═══ Dataset records

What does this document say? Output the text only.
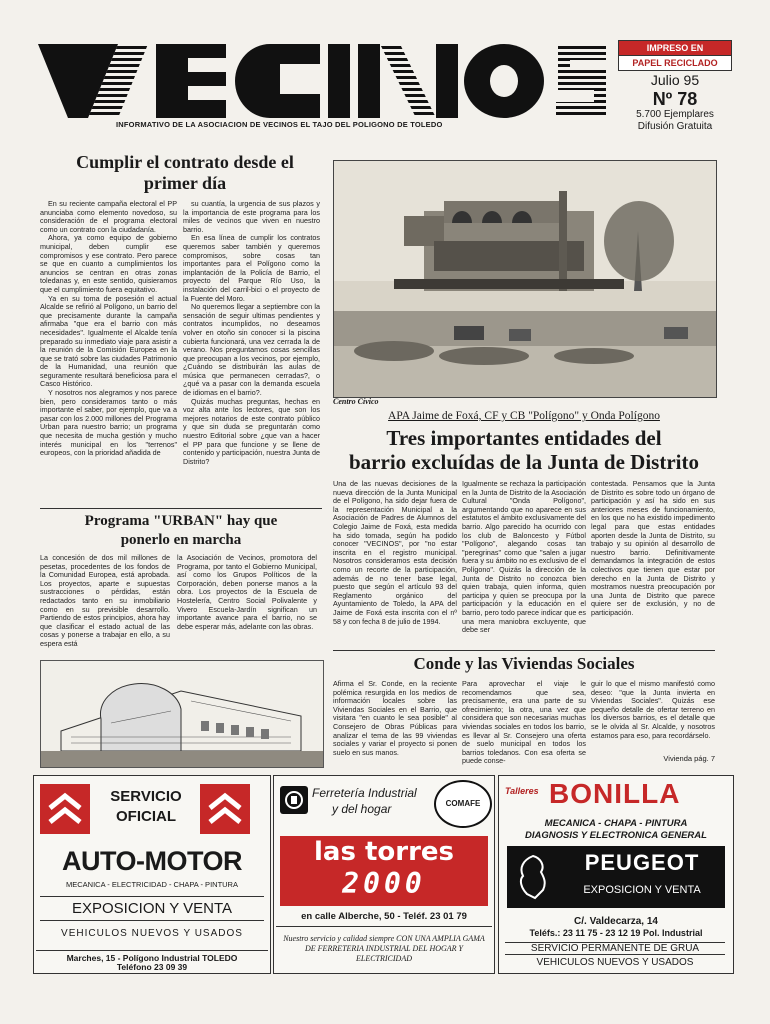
INFORMATIVO DE LA ASOCIACION DE VECINOS EL TAJO DEL POLIGONO DE TOLEDO
IMPRESO EN
PAPEL RECICLADO
Julio 95
Nº 78
5.700 Ejemplares
Difusión Gratuita
Cumplir el contrato desde el
primer día

En su reciente campaña electoral el PP anunciaba como elemento novedoso, su consideración de el programa electoral como un contrato con la ciudadanía.

Ahora, ya como equipo de gobierno municipal, deben cumplir ese compromisos y ese contrato. Pero parece se que en cuanto a cumplimientos los anuncios se centran en otras zonas toledanas y, en este sentido, quisieramos que el cumplimiento fuera equitativo.

Ya en su toma de posesión el actual Alcalde se refirió al Polígono, un barrio del que precisamente durante la campaña afirmaba "que era el barrio con más necesidades". Igualmente el Alcalde tenía preparado su inmediato viaje para asistir a la reunión de la Comisión Europea en la que se trató sobre las ciudades Patrimonio de la Humanidad, una reunión que seguramente resultará beneficiosa para el Casco Histórico.

Y nosotros nos alegramos y nos parece bien, pero consideramos tanto o más importante el saber, por ejemplo, que va a pasar con los 2.000 millones del Programa Urban para nuestro barrio; un programa que necesita de mucha gestión y mucho interés municipal en los "terrenos" europeos, con la prioridad añadida de

su cuantía, la urgencia de sus plazos y la importancia de este programa para los miles de vecinos que viven en nuestro barrio.

En esa línea de cumplir los contratos queremos saber también y queremos compromisos, sobre cosas tan importantes para el Polígono como la implantación de la Policía de Barrio, el proyecto del Parque Río Uso, la instalación del carril-bici o el proyecto de la Fuente del Moro.

No queremos llegar a septiembre con la sensación de seguir ultimas pendientes y contratos incumplidos, no deseamos volver en otoño sin conocer si la piscina cubierta funcionará, una vez cerrada la de verano. Nos preguntamos cosas sencillas que preocupan a los vecinos, por ejemplo, ¿Cuándo se distribuirán las aulas de música que permanecen cerradas?, o ¿qué va a pasar con la demanda escuela de idiomas en el barrio?.

Quizás muchas preguntas, hechas en voz alta ante los lectores, que son los mejores notarios de este contrato público y que sin duda se preguntarán como nuestro Editorial sobre ¿que van a hacer el PP para que funcione y se llene de contenido y participación, nuestra Junta de Distrito?

Centro Cívico
APA Jaime de Foxá, CF y CB "Polígono" y Onda Polígono
Tres importantes entidades del
barrio excluídas de la Junta de Distrito
Una de las nuevas decisiones de la nueva dirección de la Junta Municipal de el Polígono, ha sido dejar fuera de la representación Municipal a la Asociación de Padres de Alumnos del Colegio Jaime de Foxá, esta medida ha sido tomada, según ha podido conocer "VECINOS", por "no estar inscrita en el registro municipal. Nosotros consideramos esta decisión como un recorte de la participación, además de no tener base legal, puesto que según el artículo 93 del Reglamento orgánico del Ayuntamiento de Toledo, la APA del Jaime de Foxá esta inscrita con el nº 58 y con fecha 8 de julio de 1994.
Igualmente se rechaza la participación en la Junta de Distrito de la Asociación Cultural "Onda Polígono", argumentando que no aparece en sus estatutos el ámbito exclusivamente del barrio. Algo parecido ha ocurrido con los club de Baloncesto y Fútbol "Polígono", alegando cosas tan "peregrinas" como que "salen a jugar fuera y su ámbito no es exclusivo de el Polígono". Quizás la dirección de la Junta de Distrito no conozca bien quien trabaja, quien informa, quien participa y quien se preocupa por la participación y la educación en el barrio, pero todo parece indicar que es una mera maniobra excluyente, que debe ser
contestada. Pensamos que la Junta de Distrito es sobre todo un órgano de participación y así ha sido en sus anteriores meses de funcionamiento, en los que no ha existido impedimento legal para que estas entidades aporten desde la Junta de Distrito, su trabajo y su opinión al desarrollo de nuestro barrio. Definitivamente demandamos la integración de estos colectivos que tienen que estar por derecho en la Junta de Distrito y mostramos nuestra preocupación por una Junta de Distrito que parece quiere ser de exclusión, y no de participación.
Programa "URBAN" hay que
ponerlo en marcha
La concesión de dos mil millones de pesetas, procedentes de los fondos de la Comunidad Europea, está aprobada. Los proyectos, aparte e supuestas sustracciones o pérdidas, están redactados tanto en su inmobiliario como en su previsible desarrollo. Partiendo de estos principios, ahora hay que clasificar el estado actual de las cosas y ponerse a trabajar en ello, a su espera está
la Asociación de Vecinos, promotora del Programa, por tanto el Gobierno Municipal, así como los Grupos Políticos de la Corporación, deben ponerse manos a la obra. Los proyectos de la Escuela de Hostelería, Centro Social Polivalente y Vivero Escuela-Jardín significan un importante avance para el barrio, no se debe esperar más, adelante con las obras.
Conde y las Viviendas Sociales
Afirma el Sr. Conde, en la reciente polémica resurgida en los medios de información locales sobre las Viviendas Sociales en el Barrio, que visitara "en cuanto le sea posible" al Consejero de Obras Públicas para analizar el tema de las 99 viviendas sociales y variar el proyecto si ponen suelo en sus manos.
Para aprovechar el viaje le recomendamos que sea, precisamente, era una parte de su ofrecimiento; la otra, una vez que considera que son necesarias muchas viviendas sociales en todos los barrio, es llevar al Sr. Consejero una oferta de suelo municipal en todos los barrios toledanos. Con esa oferta se puede conse-
guir lo que el mismo manifestó como deseo: "que la Junta invierta en Viviendas Sociales". Quizás ese pequeño detalle de ofertar terreno en los diversos barrios, es el detalle que se le olvida al Sr. Alcalde, y nosotros estamos para eso, para recordárselo.
Vivienda pág. 7
SERVICIO
OFICIAL
AUTO-MOTOR
MECANICA - ELECTRICIDAD - CHAPA - PINTURA
EXPOSICION Y VENTA
VEHICULOS NUEVOS Y USADOS
Marches, 15 - Polígono Industrial TOLEDO
Teléfono 23 09 39
Ferretería Industrial
y del hogar	COMAFE
las torres
2000
en calle Alberche, 50 - Teléf. 23 01 79
Nuestro servicio y calidad siempre CON UNA AMPLIA GAMA DE FERRETERIA INDUSTRIAL DEL HOGAR Y ELECTRICIDAD
Talleres BONILLA
MECANICA - CHAPA - PINTURA
DIAGNOSIS Y ELECTRONICA GENERAL
PEUGEOT
EXPOSICION Y VENTA
C/. Valdecarza, 14
Teléfs.: 23 11 75 - 23 12 19 Pol. Industrial
SERVICIO PERMANENTE DE GRUA
VEHICULOS NUEVOS Y USADOS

══════

● **What is asked**: Strip out the images, then output the records above word for word.

● **Correct output**:
What does this document say? Output the text only.
INFORMATIVO DE LA ASOCIACION DE VECINOS EL TAJO DEL POLIGONO DE TOLEDO
IMPRESO EN
PAPEL RECICLADO
Julio 95
Nº 78
5.700 Ejemplares
Difusión Gratuita
Cumplir el contrato desde el
primer día

En su reciente campaña electoral el PP anunciaba como elemento novedoso, su consideración de el programa electoral como un contrato con la ciudadanía.

Ahora, ya como equipo de gobierno municipal, deben cumplir ese compromisos y ese contrato. Pero parece se que en cuanto a cumplimientos los anuncios se centran en otras zonas toledanas y, en este sentido, quisieramos que el cumplimiento fuera equitativo.

Ya en su toma de posesión el actual Alcalde se refirió al Polígono, un barrio del que precisamente durante la campaña afirmaba "que era el barrio con más necesidades". Igualmente el Alcalde tenía preparado su inmediato viaje para asistir a la reunión de la Comisión Europea en la que se trató sobre las ciudades Patrimonio de la Humanidad, una reunión que seguramente resultará beneficiosa para el Casco Histórico.

Y nosotros nos alegramos y nos parece bien, pero consideramos tanto o más importante el saber, por ejemplo, que va a pasar con los 2.000 millones del Programa Urban para nuestro barrio; un programa que necesita de mucha gestión y mucho interés municipal en los "terrenos" europeos, con la prioridad añadida de

su cuantía, la urgencia de sus plazos y la importancia de este programa para los miles de vecinos que viven en nuestro barrio.

En esa línea de cumplir los contratos queremos saber también y queremos compromisos, sobre cosas tan importantes para el Polígono como la implantación de la Policía de Barrio, el proyecto del Parque Río Uso, la instalación del carril-bici o el proyecto de la Fuente del Moro.

No queremos llegar a septiembre con la sensación de seguir ultimas pendientes y contratos incumplidos, no deseamos volver en otoño sin conocer si la piscina cubierta funcionará, una vez cerrada la de verano. Nos preguntamos cosas sencillas que preocupan a los vecinos, por ejemplo, ¿Cuándo se distribuirán las aulas de música que permanecen cerradas?, o ¿qué va a pasar con la demanda escuela de idiomas en el barrio?.

Quizás muchas preguntas, hechas en voz alta ante los lectores, que son los mejores notarios de este contrato público y que sin duda se preguntarán como nuestro Editorial sobre ¿que van a hacer el PP para que funcione y se llene de contenido y participación, nuestra Junta de Distrito?

Centro Cívico
APA Jaime de Foxá, CF y CB "Polígono" y Onda Polígono
Tres importantes entidades del
barrio excluídas de la Junta de Distrito
Una de las nuevas decisiones de la nueva dirección de la Junta Municipal de el Polígono, ha sido dejar fuera de la representación Municipal a la Asociación de Padres de Alumnos del Colegio Jaime de Foxá, esta medida ha sido tomada, según ha podido conocer "VECINOS", por "no estar inscrita en el registro municipal. Nosotros consideramos esta decisión como un recorte de la participación, además de no tener base legal, puesto que según el artículo 93 del Reglamento orgánico del Ayuntamiento de Toledo, la APA del Jaime de Foxá esta inscrita con el nº 58 y con fecha 8 de julio de 1994.
Igualmente se rechaza la participación en la Junta de Distrito de la Asociación Cultural "Onda Polígono", argumentando que no aparece en sus estatutos el ámbito exclusivamente del barrio. Algo parecido ha ocurrido con los club de Baloncesto y Fútbol "Polígono", alegando cosas tan "peregrinas" como que "salen a jugar fuera y su ámbito no es exclusivo de el Polígono". Quizás la dirección de la Junta de Distrito no conozca bien quien trabaja, quien informa, quien participa y quien se preocupa por la participación y la educación en el barrio, pero todo parece indicar que es una mera maniobra excluyente, que debe ser
contestada. Pensamos que la Junta de Distrito es sobre todo un órgano de participación y así ha sido en sus anteriores meses de funcionamiento, en los que no ha existido impedimento legal para que estas entidades aporten desde la Junta de Distrito, su trabajo y su opinión al desarrollo de nuestro barrio. Definitivamente demandamos la integración de estos colectivos que tienen que estar por derecho en la Junta de Distrito y mostramos nuestra preocupación por una Junta de Distrito que parece quiere ser de exclusión, y no de participación.
Programa "URBAN" hay que
ponerlo en marcha
La concesión de dos mil millones de pesetas, procedentes de los fondos de la Comunidad Europea, está aprobada. Los proyectos, aparte e supuestas sustracciones o pérdidas, están redactados tanto en su inmobiliario como en su previsible desarrollo. Partiendo de estos principios, ahora hay que clasificar el estado actual de las cosas y ponerse a trabajar en ello, a su espera está
la Asociación de Vecinos, promotora del Programa, por tanto el Gobierno Municipal, así como los Grupos Políticos de la Corporación, deben ponerse manos a la obra. Los proyectos de la Escuela de Hostelería, Centro Social Polivalente y Vivero Escuela-Jardín significan un importante avance para el barrio, no se debe esperar más, adelante con las obras.
Conde y las Viviendas Sociales
Afirma el Sr. Conde, en la reciente polémica resurgida en los medios de información locales sobre las Viviendas Sociales en el Barrio, que visitara "en cuanto le sea posible" al Consejero de Obras Públicas para analizar el tema de las 99 viviendas sociales y variar el proyecto si ponen suelo en sus manos.
Para aprovechar el viaje le recomendamos que sea, precisamente, era una parte de su ofrecimiento; la otra, una vez que considera que son necesarias muchas viviendas sociales en todos los barrio, es llevar al Sr. Consejero una oferta de suelo municipal en todos los barrios toledanos. Con esa oferta se puede conse-
guir lo que el mismo manifestó como deseo: "que la Junta invierta en Viviendas Sociales". Quizás ese pequeño detalle de ofertar terreno en los diversos barrios, es el detalle que se le olvida al Sr. Alcalde, y nosotros estamos para eso, para recordárselo.
Vivienda pág. 7
SERVICIO
OFICIAL
AUTO-MOTOR
MECANICA - ELECTRICIDAD - CHAPA - PINTURA
EXPOSICION Y VENTA
VEHICULOS NUEVOS Y USADOS
Marches, 15 - Polígono Industrial TOLEDO
Teléfono 23 09 39
Ferretería Industrial
y del hogar	COMAFE
las torres
2000
en calle Alberche, 50 - Teléf. 23 01 79
Nuestro servicio y calidad siempre CON UNA AMPLIA GAMA DE FERRETERIA INDUSTRIAL DEL HOGAR Y ELECTRICIDAD
Talleres BONILLA
MECANICA - CHAPA - PINTURA
DIAGNOSIS Y ELECTRONICA GENERAL
PEUGEOT
EXPOSICION Y VENTA
C/. Valdecarza, 14
Teléfs.: 23 11 75 - 23 12 19 Pol. Industrial
SERVICIO PERMANENTE DE GRUA
VEHICULOS NUEVOS Y USADOS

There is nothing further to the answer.